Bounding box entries
* * *

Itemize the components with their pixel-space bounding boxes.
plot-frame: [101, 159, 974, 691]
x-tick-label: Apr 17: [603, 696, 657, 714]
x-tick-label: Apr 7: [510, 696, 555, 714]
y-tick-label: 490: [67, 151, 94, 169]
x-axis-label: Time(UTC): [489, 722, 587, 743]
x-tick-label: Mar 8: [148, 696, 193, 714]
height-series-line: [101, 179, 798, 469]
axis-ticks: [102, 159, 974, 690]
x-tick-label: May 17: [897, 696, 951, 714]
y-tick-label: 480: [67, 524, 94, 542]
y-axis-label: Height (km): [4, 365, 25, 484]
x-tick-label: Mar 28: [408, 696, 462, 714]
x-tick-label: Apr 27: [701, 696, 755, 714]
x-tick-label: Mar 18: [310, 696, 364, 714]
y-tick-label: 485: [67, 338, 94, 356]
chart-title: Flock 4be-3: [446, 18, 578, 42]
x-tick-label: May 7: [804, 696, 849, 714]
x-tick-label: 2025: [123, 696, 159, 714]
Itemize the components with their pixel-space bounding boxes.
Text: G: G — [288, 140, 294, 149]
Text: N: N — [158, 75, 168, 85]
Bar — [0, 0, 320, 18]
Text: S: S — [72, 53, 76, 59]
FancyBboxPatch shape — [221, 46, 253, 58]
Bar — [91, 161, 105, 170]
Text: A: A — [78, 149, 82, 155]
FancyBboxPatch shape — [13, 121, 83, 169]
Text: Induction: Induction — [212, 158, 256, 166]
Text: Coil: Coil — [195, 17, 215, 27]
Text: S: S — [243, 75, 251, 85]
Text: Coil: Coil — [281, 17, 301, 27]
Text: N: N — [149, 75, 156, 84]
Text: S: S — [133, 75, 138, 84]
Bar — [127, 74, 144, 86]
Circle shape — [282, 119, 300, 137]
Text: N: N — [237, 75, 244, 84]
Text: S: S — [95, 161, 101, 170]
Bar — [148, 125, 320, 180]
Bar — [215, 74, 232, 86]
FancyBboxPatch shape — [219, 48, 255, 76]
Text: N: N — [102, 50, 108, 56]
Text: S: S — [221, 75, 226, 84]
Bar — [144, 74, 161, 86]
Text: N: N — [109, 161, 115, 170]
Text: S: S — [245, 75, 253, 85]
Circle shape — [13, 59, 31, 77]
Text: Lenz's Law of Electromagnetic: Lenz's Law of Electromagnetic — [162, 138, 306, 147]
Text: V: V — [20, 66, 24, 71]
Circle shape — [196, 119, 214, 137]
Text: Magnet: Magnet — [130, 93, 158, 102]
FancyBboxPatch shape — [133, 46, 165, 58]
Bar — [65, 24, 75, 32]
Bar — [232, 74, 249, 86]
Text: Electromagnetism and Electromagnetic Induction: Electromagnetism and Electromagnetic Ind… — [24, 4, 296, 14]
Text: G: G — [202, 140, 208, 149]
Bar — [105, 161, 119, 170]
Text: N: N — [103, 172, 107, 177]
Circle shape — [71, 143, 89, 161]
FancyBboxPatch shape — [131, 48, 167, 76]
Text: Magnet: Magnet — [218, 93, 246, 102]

* * *

Put every line of the entries above into one numbered list, leaving out any blank lines.

→ **Response below**:
1. Itemize the components with their pixel-space bounding boxes.
2. plot-frame: [101, 159, 974, 691]
3. x-tick-label: Apr 17: [603, 696, 657, 714]
4. x-tick-label: Apr 7: [510, 696, 555, 714]
5. y-tick-label: 490: [67, 151, 94, 169]
6. x-axis-label: Time(UTC): [489, 722, 587, 743]
7. x-tick-label: Mar 8: [148, 696, 193, 714]
8. height-series-line: [101, 179, 798, 469]
9. axis-ticks: [102, 159, 974, 690]
10. x-tick-label: May 17: [897, 696, 951, 714]
11. y-tick-label: 480: [67, 524, 94, 542]
12. y-axis-label: Height (km): [4, 365, 25, 484]
13. x-tick-label: Mar 28: [408, 696, 462, 714]
14. x-tick-label: Apr 27: [701, 696, 755, 714]
15. x-tick-label: Mar 18: [310, 696, 364, 714]
16. y-tick-label: 485: [67, 338, 94, 356]
17. chart-title: Flock 4be-3: [446, 18, 578, 42]
18. x-tick-label: May 7: [804, 696, 849, 714]
19. x-tick-label: 2025: [123, 696, 159, 714]
20. Itemize the components with their pixel-space bounding boxes.
21. Text: G: G — [288, 140, 294, 149]
22. Text: N: N — [158, 75, 168, 85]
23. Bar — [0, 0, 320, 18]
24. Text: S: S — [72, 53, 76, 59]
25. FancyBboxPatch shape — [221, 46, 253, 58]
26. Bar — [91, 161, 105, 170]
27. Text: A: A — [78, 149, 82, 155]
28. FancyBboxPatch shape — [13, 121, 83, 169]
29. Text: Induction: Induction — [212, 158, 256, 166]
30. Text: Coil: Coil — [195, 17, 215, 27]
31. Text: S: S — [243, 75, 251, 85]
32. Text: Coil: Coil — [281, 17, 301, 27]
33. Text: N: N — [149, 75, 156, 84]
34. Text: S: S — [133, 75, 138, 84]
35. Bar — [127, 74, 144, 86]
36. Circle shape — [282, 119, 300, 137]
37. Text: N: N — [237, 75, 244, 84]
38. Text: S: S — [95, 161, 101, 170]
39. Bar — [148, 125, 320, 180]
40. Bar — [215, 74, 232, 86]
41. FancyBboxPatch shape — [219, 48, 255, 76]
42. Text: N: N — [102, 50, 108, 56]
43. Text: S: S — [221, 75, 226, 84]
44. Bar — [144, 74, 161, 86]
45. Text: N: N — [109, 161, 115, 170]
46. Text: S: S — [245, 75, 253, 85]
47. Circle shape — [13, 59, 31, 77]
48. Text: Lenz's Law of Electromagnetic: Lenz's Law of Electromagnetic — [162, 138, 306, 147]
49. Text: V: V — [20, 66, 24, 71]
50. Circle shape — [196, 119, 214, 137]
51. Text: Magnet: Magnet — [130, 93, 158, 102]
52. FancyBboxPatch shape — [133, 46, 165, 58]
53. Bar — [65, 24, 75, 32]
54. Bar — [232, 74, 249, 86]
55. Text: Electromagnetism and Electromagnetic Induction: Electromagnetism and Electromagnetic Ind… — [24, 4, 296, 14]
56. Text: G: G — [202, 140, 208, 149]
57. Bar — [105, 161, 119, 170]
58. Text: N: N — [103, 172, 107, 177]
59. Circle shape — [71, 143, 89, 161]
60. FancyBboxPatch shape — [131, 48, 167, 76]
61. Text: Magnet: Magnet — [218, 93, 246, 102]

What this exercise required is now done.